Exercise materials.
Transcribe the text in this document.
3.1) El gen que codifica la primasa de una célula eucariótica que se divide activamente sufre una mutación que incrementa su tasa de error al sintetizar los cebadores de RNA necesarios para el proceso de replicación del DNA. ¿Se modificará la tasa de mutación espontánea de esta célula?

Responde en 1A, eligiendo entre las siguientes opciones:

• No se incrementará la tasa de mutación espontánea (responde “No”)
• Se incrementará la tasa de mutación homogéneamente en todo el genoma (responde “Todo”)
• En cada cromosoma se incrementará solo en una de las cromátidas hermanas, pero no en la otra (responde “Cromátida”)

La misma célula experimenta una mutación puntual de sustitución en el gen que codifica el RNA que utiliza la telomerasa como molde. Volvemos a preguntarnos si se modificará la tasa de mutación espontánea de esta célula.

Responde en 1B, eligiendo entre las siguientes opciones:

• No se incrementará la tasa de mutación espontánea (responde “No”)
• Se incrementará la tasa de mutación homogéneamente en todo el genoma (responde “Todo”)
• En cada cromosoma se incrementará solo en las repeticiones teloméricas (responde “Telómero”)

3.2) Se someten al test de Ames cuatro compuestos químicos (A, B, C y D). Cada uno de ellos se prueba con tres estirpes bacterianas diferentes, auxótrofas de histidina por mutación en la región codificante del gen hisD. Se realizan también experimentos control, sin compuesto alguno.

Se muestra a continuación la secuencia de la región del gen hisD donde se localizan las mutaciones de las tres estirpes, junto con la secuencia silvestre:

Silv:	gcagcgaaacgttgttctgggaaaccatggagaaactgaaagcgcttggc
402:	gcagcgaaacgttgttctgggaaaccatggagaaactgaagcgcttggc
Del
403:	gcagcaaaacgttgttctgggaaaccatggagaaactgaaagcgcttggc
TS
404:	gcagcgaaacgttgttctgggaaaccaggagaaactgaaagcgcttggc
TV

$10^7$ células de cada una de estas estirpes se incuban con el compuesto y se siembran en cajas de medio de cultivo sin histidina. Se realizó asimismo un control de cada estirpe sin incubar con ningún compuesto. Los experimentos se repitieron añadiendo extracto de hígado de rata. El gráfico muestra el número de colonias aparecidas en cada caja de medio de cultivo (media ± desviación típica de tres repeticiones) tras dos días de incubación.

Your objective. Each line in which the string "siguientes" is found must be copied from the data.

Answer for the task.
Responde en 1A, eligiendo entre las siguientes opciones:
Responde en 1B, eligiendo entre las siguientes opciones:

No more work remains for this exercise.